» **Exercise brief**:
Return every line of the data below that includes the string "JSON".

--- Start ---

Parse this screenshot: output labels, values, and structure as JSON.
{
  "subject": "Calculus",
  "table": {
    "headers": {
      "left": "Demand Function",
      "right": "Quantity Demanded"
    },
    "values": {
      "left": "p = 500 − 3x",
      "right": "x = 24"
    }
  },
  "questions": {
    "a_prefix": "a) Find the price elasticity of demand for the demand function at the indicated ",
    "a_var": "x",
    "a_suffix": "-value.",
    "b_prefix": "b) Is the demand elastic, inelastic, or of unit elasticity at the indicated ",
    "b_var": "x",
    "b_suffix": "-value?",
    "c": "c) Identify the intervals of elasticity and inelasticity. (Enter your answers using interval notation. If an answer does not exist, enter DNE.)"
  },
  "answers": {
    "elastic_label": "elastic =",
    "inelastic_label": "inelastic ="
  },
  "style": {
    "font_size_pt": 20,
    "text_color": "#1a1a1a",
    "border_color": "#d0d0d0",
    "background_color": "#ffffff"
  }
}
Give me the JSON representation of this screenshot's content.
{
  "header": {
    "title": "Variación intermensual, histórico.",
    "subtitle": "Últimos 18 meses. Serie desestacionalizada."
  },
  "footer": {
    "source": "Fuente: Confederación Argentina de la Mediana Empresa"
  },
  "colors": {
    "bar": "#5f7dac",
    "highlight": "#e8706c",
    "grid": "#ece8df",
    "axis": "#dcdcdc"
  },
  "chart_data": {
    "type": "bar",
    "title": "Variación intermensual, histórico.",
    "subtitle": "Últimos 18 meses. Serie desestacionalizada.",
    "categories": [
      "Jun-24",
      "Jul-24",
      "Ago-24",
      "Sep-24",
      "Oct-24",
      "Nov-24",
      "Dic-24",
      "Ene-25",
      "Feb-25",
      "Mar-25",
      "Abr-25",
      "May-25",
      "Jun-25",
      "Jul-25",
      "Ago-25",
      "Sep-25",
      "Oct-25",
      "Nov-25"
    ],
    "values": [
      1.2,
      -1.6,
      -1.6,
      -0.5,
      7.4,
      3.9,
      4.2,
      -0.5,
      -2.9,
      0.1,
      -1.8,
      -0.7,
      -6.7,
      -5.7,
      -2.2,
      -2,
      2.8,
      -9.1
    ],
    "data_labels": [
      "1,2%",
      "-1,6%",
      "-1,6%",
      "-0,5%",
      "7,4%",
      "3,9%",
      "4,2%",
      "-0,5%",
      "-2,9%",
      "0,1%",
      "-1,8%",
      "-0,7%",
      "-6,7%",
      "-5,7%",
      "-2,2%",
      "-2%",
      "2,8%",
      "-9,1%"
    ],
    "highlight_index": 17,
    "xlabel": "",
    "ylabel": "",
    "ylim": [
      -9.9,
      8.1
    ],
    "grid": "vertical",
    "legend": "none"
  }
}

--- End ---

» **Task result**:
Parse this screenshot: output labels, values, and structure as JSON.
Give me the JSON representation of this screenshot's content.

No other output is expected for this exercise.